Requirement => In how many lines of the data does the word "Advantages" appear? Give the number by itself.

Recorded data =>
= = = =

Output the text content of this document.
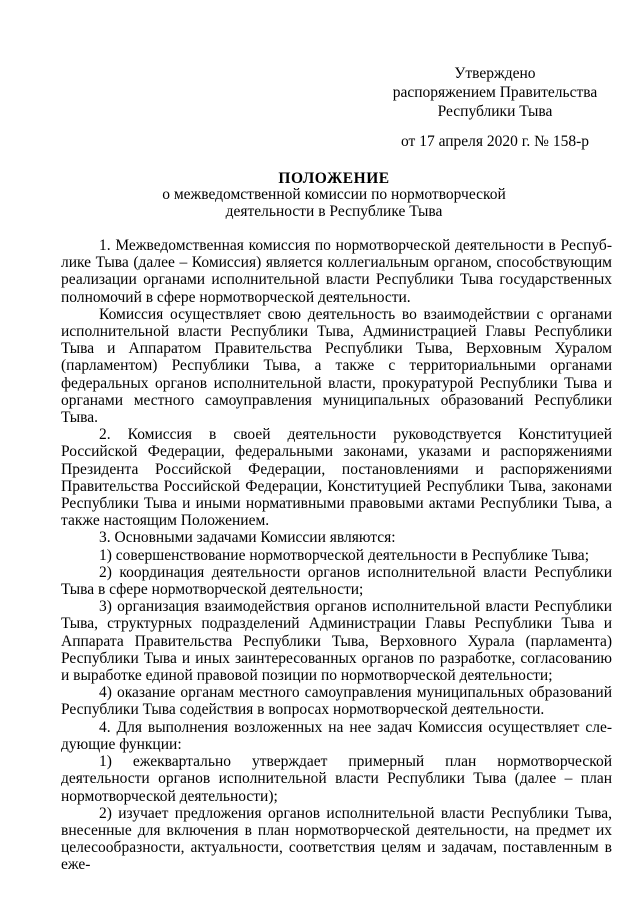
Утверждено
распоряжением Правительства
Республики Тыва
от 17 апреля 2020 г. № 158-р
ПОЛОЖЕНИЕ
о межведомственной комиссии по нормотворческой
деятельности в Республике Тыва

1. Межведомственная комиссия по нормотворческой деятельности в Республике Тыва (далее – Комиссия) является коллегиальным органом, способствующим реализации органами исполнительной власти Республики Тыва государственных полномочий в сфере нормотворческой деятельности.

Комиссия осуществляет свою деятельность во взаимодействии с органами исполнительной власти Республики Тыва, Администрацией Главы Республики Тыва и Аппаратом Правительства Республики Тыва, Верховным Хуралом (парламентом) Республики Тыва, а также с территориальными органами федеральных органов исполнительной власти, прокуратурой Республики Тыва и органами местного самоуправления муниципальных образований Республики Тыва.

2. Комиссия в своей деятельности руководствуется Конституцией Российской Федерации, федеральными законами, указами и распоряжениями Президента Российской Федерации, постановлениями и распоряжениями Правительства Российской Федерации, Конституцией Республики Тыва, законами Республики Тыва и иными нормативными правовыми актами Республики Тыва, а также настоящим Положением.

3. Основными задачами Комиссии являются:

1) совершенствование нормотворческой деятельности в Республике Тыва;

2) координация деятельности органов исполнительной власти Республики Тыва в сфере нормотворческой деятельности;

3) организация взаимодействия органов исполнительной власти Республики Тыва, структурных подразделений Администрации Главы Республики Тыва и Аппарата Правительства Республики Тыва, Верховного Хурала (парламента) Республики Тыва и иных заинтересованных органов по разработке, согласованию и выработке единой правовой позиции по нормотворческой деятельности;

4) оказание органам местного самоуправления муниципальных образований Республики Тыва содействия в вопросах нормотворческой деятельности.

4. Для выполнения возложенных на нее задач Комиссия осуществляет следующие функции:

1) ежеквартально утверждает примерный план нормотворческой деятельности органов исполнительной власти Республики Тыва (далее – план нормотворческой деятельности);

2) изучает предложения органов исполнительной власти Республики Тыва, внесенные для включения в план нормотворческой деятельности, на предмет их целесообразности, актуальности, соответствия целям и задачам, поставленным в еже-
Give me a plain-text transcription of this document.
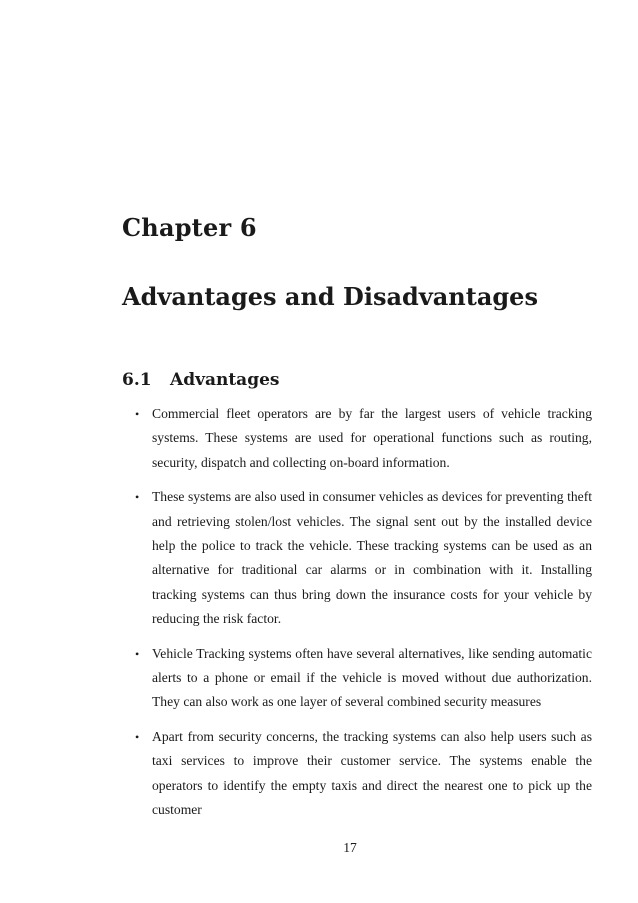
Chapter 6
Advantages and Disadvantages
6.1 Advantages
• Commercial fleet operators are by far the largest users of vehicle tracking systems. These systems are used for operational functions such as routing, security, dispatch and collecting on-board information.
• These systems are also used in consumer vehicles as devices for preventing theft and retrieving stolen/lost vehicles. The signal sent out by the installed device help the police to track the vehicle. These tracking systems can be used as an alternative for traditional car alarms or in combination with it. Installing tracking systems can thus bring down the insurance costs for your vehicle by reducing the risk factor.
• Vehicle Tracking systems often have several alternatives, like sending automatic alerts to a phone or email if the vehicle is moved without due authorization. They can also work as one layer of several combined security measures
• Apart from security concerns, the tracking systems can also help users such as taxi services to improve their customer service. The systems enable the operators to identify the empty taxis and direct the nearest one to pick up the customer

17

= = = =

Correct answer => 2